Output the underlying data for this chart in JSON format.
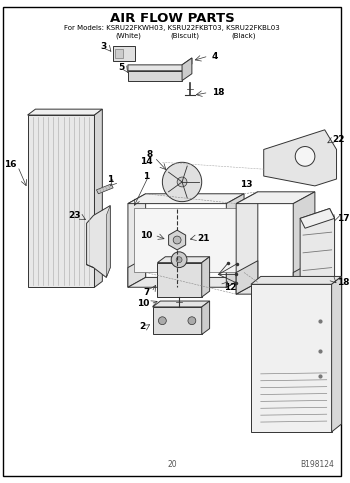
{
  "title": "AIR FLOW PARTS",
  "subtitle_line1": "For Models: KSRU22FKWH03, KSRU22FKBT03, KSRU22FKBL03",
  "subtitle_line2_col1": "(White)",
  "subtitle_line2_col2": "(Biscuit)",
  "subtitle_line2_col3": "(Black)",
  "page_number": "20",
  "doc_number": "B198124",
  "bg_color": "#ffffff",
  "border_color": "#000000",
  "lc": "#333333",
  "title_fontsize": 9.5,
  "subtitle_fontsize": 5.0,
  "label_fontsize": 6.5,
  "footer_fontsize": 5.5
}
....
### Written instruction:
Set down the complete material exactly, but do not include the images.

### Exercise result:
Output the underlying data for this chart in JSON format.
{
  "title": "AIR FLOW PARTS",
  "subtitle_line1": "For Models: KSRU22FKWH03, KSRU22FKBT03, KSRU22FKBL03",
  "subtitle_line2_col1": "(White)",
  "subtitle_line2_col2": "(Biscuit)",
  "subtitle_line2_col3": "(Black)",
  "page_number": "20",
  "doc_number": "B198124",
  "bg_color": "#ffffff",
  "border_color": "#000000",
  "lc": "#333333",
  "title_fontsize": 9.5,
  "subtitle_fontsize": 5.0,
  "label_fontsize": 6.5,
  "footer_fontsize": 5.5
}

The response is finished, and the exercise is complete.